--- TASK STATEMENT ---
Please copy every one of the following records word for word, leaving nothing out and changing nothing.

--- TASK DATA ---
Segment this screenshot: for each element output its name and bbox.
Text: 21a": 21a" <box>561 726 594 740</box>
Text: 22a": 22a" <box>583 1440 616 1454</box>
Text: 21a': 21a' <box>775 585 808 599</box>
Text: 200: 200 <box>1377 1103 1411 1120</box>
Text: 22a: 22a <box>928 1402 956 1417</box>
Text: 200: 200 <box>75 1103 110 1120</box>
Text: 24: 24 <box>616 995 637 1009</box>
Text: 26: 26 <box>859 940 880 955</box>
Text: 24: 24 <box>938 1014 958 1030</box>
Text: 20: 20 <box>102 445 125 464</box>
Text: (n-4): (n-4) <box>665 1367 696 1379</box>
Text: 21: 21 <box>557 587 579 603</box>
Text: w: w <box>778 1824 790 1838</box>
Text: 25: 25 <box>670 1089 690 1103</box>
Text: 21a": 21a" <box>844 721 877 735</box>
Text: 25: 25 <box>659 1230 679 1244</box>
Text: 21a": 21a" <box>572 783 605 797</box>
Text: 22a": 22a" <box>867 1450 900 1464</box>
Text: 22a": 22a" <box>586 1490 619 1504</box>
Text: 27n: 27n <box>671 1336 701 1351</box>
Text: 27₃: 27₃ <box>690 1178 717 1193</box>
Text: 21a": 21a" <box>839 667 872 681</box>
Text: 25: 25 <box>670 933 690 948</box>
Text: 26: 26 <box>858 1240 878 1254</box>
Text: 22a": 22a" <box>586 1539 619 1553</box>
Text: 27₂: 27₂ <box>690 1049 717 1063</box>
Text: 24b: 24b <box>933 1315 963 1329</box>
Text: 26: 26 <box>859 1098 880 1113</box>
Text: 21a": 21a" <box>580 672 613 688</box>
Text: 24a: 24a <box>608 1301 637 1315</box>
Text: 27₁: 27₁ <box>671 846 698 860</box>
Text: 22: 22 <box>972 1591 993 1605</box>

--- FINISHED TASK ---
Segment this screenshot: for each element output its name and bbox.
Text: 21a": 21a" <box>561 726 594 740</box>
Text: 22a": 22a" <box>583 1440 616 1454</box>
Text: 21a': 21a' <box>775 585 808 599</box>
Text: 200: 200 <box>1377 1103 1411 1120</box>
Text: 22a: 22a <box>928 1402 956 1417</box>
Text: 200: 200 <box>75 1103 110 1120</box>
Text: 24: 24 <box>616 995 637 1009</box>
Text: 26: 26 <box>859 940 880 955</box>
Text: 24: 24 <box>938 1014 958 1030</box>
Text: 20: 20 <box>102 445 125 464</box>
Text: (n-4): (n-4) <box>665 1367 696 1379</box>
Text: 21: 21 <box>557 587 579 603</box>
Text: w: w <box>778 1824 790 1838</box>
Text: 25: 25 <box>670 1089 690 1103</box>
Text: 21a": 21a" <box>844 721 877 735</box>
Text: 25: 25 <box>659 1230 679 1244</box>
Text: 21a": 21a" <box>572 783 605 797</box>
Text: 22a": 22a" <box>867 1450 900 1464</box>
Text: 22a": 22a" <box>586 1490 619 1504</box>
Text: 27n: 27n <box>671 1336 701 1351</box>
Text: 27₃: 27₃ <box>690 1178 717 1193</box>
Text: 21a": 21a" <box>839 667 872 681</box>
Text: 25: 25 <box>670 933 690 948</box>
Text: 26: 26 <box>858 1240 878 1254</box>
Text: 22a": 22a" <box>586 1539 619 1553</box>
Text: 27₂: 27₂ <box>690 1049 717 1063</box>
Text: 24b: 24b <box>933 1315 963 1329</box>
Text: 26: 26 <box>859 1098 880 1113</box>
Text: 21a": 21a" <box>580 672 613 688</box>
Text: 24a: 24a <box>608 1301 637 1315</box>
Text: 27₁: 27₁ <box>671 846 698 860</box>
Text: 22: 22 <box>972 1591 993 1605</box>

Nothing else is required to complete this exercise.